Copy out all lines that hold "erased".
-- START OF Data to use --
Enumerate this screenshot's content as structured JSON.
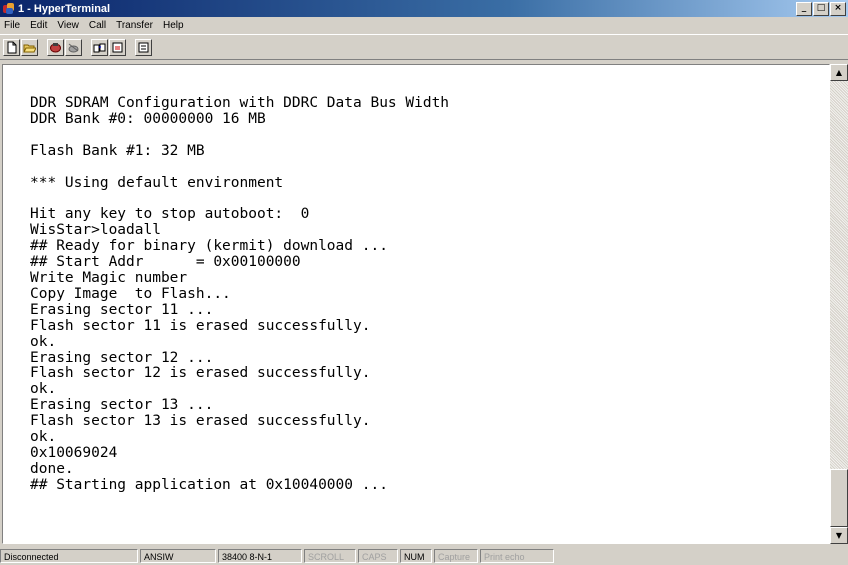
{
  "window": {
    "title": "1 - HyperTerminal",
    "controls": {
      "minimize": "_",
      "maximize": "□",
      "close": "×"
    }
  },
  "menu": [
    "File",
    "Edit",
    "View",
    "Call",
    "Transfer",
    "Help"
  ],
  "toolbar": {
    "icons": [
      "new-document-icon",
      "open-folder-icon",
      "phone-connect-icon",
      "disconnect-icon",
      "send-file-icon",
      "receive-file-icon",
      "properties-icon"
    ]
  },
  "terminal": {
    "lines": [
      "DDR SDRAM Configuration with DDRC Data Bus Width",
      "DDR Bank #0: 00000000 16 MB",
      "",
      "Flash Bank #1: 32 MB",
      "",
      "*** Using default environment",
      "",
      "Hit any key to stop autoboot:  0",
      "WisStar>loadall",
      "## Ready for binary (kermit) download ...",
      "## Start Addr      = 0x00100000",
      "Write Magic number",
      "Copy Image  to Flash...",
      "Erasing sector 11 ...",
      "Flash sector 11 is erased successfully.",
      "ok.",
      "Erasing sector 12 ...",
      "Flash sector 12 is erased successfully.",
      "ok.",
      "Erasing sector 13 ...",
      "Flash sector 13 is erased successfully.",
      "ok.",
      "0x10069024",
      "done.",
      "## Starting application at 0x10040000 ..."
    ]
  },
  "scrollbar": {
    "up": "▲",
    "down": "▼"
  },
  "status": {
    "connection": "Disconnected",
    "emulation": "ANSIW",
    "settings": "38400 8-N-1",
    "scroll": "SCROLL",
    "caps": "CAPS",
    "num": "NUM",
    "capture": "Capture",
    "print_echo": "Print echo"
  }
}
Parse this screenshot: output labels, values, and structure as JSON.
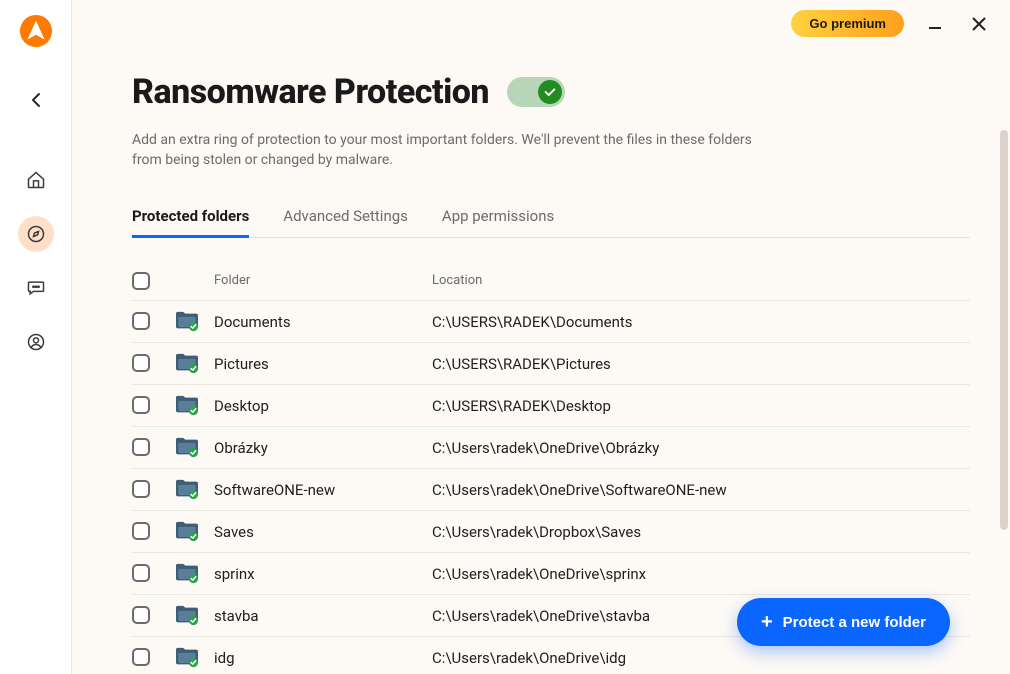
{
  "topbar": {
    "premium_label": "Go premium"
  },
  "header": {
    "title": "Ransomware Protection",
    "subtitle": "Add an extra ring of protection to your most important folders. We'll prevent the files in these folders from being stolen or changed by malware.",
    "enabled": true
  },
  "tabs": {
    "t0": "Protected folders",
    "t1": "Advanced Settings",
    "t2": "App permissions",
    "active_index": 0
  },
  "table": {
    "head_folder": "Folder",
    "head_location": "Location",
    "rows": [
      {
        "name": "Documents",
        "location": "C:\\USERS\\RADEK\\Documents"
      },
      {
        "name": "Pictures",
        "location": "C:\\USERS\\RADEK\\Pictures"
      },
      {
        "name": "Desktop",
        "location": "C:\\USERS\\RADEK\\Desktop"
      },
      {
        "name": "Obrázky",
        "location": "C:\\Users\\radek\\OneDrive\\Obrázky"
      },
      {
        "name": "SoftwareONE-new",
        "location": "C:\\Users\\radek\\OneDrive\\SoftwareONE-new"
      },
      {
        "name": "Saves",
        "location": "C:\\Users\\radek\\Dropbox\\Saves"
      },
      {
        "name": "sprinx",
        "location": "C:\\Users\\radek\\OneDrive\\sprinx"
      },
      {
        "name": "stavba",
        "location": "C:\\Users\\radek\\OneDrive\\stavba"
      },
      {
        "name": "idg",
        "location": "C:\\Users\\radek\\OneDrive\\idg"
      }
    ]
  },
  "fab": {
    "label": "Protect a new folder"
  },
  "colors": {
    "accent": "#0b66ff",
    "brand": "#ff7a00",
    "success": "#228b22"
  }
}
-- END OF Data to use --
# [Answer]
      "Flash sector 11 is erased successfully.",
      "Flash sector 12 is erased successfully.",
      "Flash sector 13 is erased successfully.",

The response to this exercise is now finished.